Deduplicating documentation comments through protocols or inheritance

I consider two of Swift’s biggest strengths to be composition and documentation. That means using internal protocols to formalize implementation requirements and using Markdown to explain exactly what each declaration is, does, or is meant for.

Unfortunately, these two features often feel at odds with each other. It is impossible to document inherited declarations without overwriting all existing documentation, and that has extremely serious consequences for long-term maintenance.

Consider Decodable, a true gem of Swift’s standard library. One of the protocols it uses, Decoder, has a userInfo property designed for passing information that helps with decoding. It’s very flexible, but it has an obvious weakness: it is more or less impossible to tell what a type is expecting users to put in there.

This is best solved through careful documentation, of course. But if you try to add any, this:

/// Creates a new instance by decoding from the given decoder.
///
/// This initializer throws an error if reading from the decoder fails, or
/// if the data read is corrupted or otherwise invalid.
///
/// - Parameter decoder: The decoder to read data from.

#### [Required action 1]
According to the article on Swift documentation comments, why do composition and documentation often feel at odds with each other? Answer in one to three sentences.
#### [Required action 2]
Print the part of the article on Swift documentation comments that opens with the words containing "Unfortunately, these two" and closes with "the given decoder.".
The data has no role in any of this work.

Bounding box prediction data
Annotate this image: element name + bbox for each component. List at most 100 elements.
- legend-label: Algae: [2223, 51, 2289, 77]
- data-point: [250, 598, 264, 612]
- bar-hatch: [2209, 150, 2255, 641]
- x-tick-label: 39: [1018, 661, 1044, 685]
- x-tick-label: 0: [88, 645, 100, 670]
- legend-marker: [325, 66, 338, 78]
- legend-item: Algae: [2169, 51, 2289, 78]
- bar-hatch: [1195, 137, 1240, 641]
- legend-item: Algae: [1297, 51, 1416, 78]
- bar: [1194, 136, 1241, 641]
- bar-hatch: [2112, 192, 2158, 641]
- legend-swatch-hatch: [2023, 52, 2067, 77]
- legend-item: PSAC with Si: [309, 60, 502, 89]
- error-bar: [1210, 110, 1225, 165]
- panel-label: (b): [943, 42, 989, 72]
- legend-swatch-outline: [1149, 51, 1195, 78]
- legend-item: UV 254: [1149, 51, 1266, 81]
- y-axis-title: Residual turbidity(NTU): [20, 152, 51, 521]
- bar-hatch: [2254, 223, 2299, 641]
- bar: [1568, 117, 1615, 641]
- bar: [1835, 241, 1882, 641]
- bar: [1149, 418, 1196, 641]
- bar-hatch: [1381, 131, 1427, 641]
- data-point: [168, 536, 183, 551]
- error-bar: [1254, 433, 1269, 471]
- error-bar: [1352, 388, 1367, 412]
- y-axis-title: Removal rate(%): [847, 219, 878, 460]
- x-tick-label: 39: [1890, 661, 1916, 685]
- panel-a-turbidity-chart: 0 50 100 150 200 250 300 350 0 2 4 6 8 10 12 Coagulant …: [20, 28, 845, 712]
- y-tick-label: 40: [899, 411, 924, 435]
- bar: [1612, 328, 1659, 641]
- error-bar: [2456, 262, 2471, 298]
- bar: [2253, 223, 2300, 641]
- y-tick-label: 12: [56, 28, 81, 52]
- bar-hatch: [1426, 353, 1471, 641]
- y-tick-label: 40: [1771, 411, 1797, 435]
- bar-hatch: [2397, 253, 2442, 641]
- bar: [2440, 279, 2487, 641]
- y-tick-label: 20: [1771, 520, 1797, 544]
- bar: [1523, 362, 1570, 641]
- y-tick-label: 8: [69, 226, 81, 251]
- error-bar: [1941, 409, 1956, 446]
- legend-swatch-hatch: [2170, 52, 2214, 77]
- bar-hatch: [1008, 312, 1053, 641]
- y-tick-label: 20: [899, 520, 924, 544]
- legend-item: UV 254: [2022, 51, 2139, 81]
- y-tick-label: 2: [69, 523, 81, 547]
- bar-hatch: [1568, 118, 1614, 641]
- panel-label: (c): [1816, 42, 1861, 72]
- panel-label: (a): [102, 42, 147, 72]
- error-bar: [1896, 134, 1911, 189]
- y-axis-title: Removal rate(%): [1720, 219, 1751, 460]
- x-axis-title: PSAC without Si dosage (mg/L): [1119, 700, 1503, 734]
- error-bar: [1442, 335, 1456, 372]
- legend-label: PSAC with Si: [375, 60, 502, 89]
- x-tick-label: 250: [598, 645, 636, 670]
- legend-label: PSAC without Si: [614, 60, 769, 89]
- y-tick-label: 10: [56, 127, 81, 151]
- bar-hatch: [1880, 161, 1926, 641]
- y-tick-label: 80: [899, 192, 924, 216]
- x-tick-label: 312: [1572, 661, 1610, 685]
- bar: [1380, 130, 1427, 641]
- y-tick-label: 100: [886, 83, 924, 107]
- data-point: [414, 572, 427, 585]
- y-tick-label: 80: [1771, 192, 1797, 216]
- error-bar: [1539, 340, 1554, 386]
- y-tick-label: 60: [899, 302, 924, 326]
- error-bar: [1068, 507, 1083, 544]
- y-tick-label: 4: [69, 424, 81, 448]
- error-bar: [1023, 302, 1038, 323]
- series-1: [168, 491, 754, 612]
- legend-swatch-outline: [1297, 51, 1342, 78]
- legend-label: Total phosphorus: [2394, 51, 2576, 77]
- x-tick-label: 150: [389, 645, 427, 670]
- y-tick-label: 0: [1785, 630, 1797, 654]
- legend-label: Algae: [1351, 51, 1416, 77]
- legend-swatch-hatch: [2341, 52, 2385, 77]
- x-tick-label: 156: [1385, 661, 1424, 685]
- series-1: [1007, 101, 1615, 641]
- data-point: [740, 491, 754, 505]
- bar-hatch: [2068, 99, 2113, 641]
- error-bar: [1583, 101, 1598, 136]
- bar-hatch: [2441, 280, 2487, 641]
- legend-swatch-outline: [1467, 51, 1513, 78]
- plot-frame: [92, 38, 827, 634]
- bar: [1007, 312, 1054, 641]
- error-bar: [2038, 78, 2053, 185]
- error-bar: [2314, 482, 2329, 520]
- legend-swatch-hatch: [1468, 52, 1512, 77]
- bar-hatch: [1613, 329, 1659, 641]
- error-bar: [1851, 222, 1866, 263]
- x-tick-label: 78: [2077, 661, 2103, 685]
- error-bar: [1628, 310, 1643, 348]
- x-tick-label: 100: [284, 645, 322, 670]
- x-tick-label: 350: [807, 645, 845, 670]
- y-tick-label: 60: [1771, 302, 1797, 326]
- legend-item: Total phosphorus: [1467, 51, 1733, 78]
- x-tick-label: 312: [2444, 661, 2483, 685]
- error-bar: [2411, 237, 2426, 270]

#### [Exercise solution 1]
They feel at odds because inherited declarations cannot be documented without overwriting all of the existing documentation. This has extremely serious consequences for long-term maintenance.

#### [Exercise solution 2]
Unfortunately, these two features often feel at odds with each other. It is impossible to document inherited declarations without overwriting all existing documentation, and that has extremely serious consequences for long-term maintenance.

Consider Decodable, a true gem of Swift’s standard library. One of the protocols it uses, Decoder, has a userInfo property designed for passing information that helps with decoding. It’s very flexible, but it has an obvious weakness: it is more or less impossible to tell what a type is expecting users to put in there.

This is best solved through careful documentation, of course. But if you try to add any, this:

/// Creates a new instance by decoding from the given decoder.